• **Goal**: Search the listing for "indicators" and copy every line where it appears.

Dataset entries
----------------

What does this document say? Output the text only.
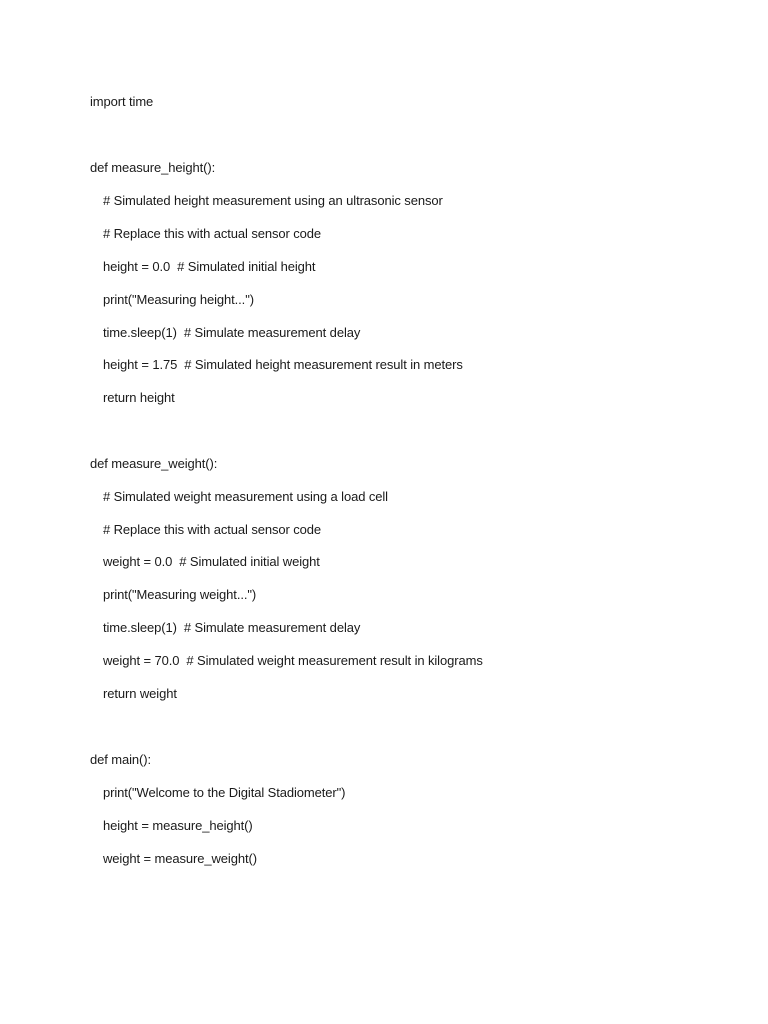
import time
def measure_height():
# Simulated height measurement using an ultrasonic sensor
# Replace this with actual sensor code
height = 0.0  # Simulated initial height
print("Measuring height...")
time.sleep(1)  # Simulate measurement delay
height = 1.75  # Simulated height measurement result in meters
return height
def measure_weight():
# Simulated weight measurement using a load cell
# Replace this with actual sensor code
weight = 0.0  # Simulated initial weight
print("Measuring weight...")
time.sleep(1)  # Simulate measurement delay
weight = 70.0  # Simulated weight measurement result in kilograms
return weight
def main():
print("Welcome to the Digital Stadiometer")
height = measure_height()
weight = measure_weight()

----------------

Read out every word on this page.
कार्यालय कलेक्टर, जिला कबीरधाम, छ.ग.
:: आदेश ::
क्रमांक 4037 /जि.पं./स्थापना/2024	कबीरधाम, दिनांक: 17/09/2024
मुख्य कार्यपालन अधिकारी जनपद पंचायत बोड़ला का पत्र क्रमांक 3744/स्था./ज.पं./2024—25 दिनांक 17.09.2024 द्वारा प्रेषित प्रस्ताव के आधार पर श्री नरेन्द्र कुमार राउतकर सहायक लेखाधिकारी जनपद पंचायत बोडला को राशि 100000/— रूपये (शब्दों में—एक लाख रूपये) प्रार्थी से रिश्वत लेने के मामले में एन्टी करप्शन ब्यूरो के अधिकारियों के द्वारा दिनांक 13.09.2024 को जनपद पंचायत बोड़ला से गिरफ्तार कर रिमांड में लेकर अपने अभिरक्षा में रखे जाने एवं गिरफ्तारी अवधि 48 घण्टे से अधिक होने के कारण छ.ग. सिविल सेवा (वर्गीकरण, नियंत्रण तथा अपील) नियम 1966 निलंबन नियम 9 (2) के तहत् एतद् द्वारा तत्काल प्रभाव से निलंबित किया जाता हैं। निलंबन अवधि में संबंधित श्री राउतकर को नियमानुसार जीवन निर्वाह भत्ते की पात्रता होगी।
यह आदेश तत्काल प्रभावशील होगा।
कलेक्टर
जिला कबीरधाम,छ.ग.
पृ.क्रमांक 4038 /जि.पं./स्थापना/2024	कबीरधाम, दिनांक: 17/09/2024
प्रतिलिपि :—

----------------

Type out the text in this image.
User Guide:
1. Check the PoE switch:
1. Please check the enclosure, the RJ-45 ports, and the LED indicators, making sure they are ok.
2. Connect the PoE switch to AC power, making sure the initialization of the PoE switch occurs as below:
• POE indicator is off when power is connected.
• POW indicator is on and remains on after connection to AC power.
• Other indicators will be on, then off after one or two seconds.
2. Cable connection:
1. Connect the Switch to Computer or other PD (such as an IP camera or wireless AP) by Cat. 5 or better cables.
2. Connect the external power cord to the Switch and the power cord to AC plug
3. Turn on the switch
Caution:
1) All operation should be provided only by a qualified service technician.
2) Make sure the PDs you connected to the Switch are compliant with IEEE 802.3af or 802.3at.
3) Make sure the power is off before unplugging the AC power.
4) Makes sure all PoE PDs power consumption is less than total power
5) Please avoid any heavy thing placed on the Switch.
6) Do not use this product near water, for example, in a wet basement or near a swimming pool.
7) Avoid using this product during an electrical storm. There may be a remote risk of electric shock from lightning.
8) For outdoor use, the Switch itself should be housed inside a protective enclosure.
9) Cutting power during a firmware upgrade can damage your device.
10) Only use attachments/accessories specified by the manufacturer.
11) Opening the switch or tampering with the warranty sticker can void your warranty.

----------------

• **Correct result**:
1. Please check the enclosure, the RJ-45 ports, and the LED indicators, making sure they are ok.
• Other indicators will be on, then off after one or two seconds.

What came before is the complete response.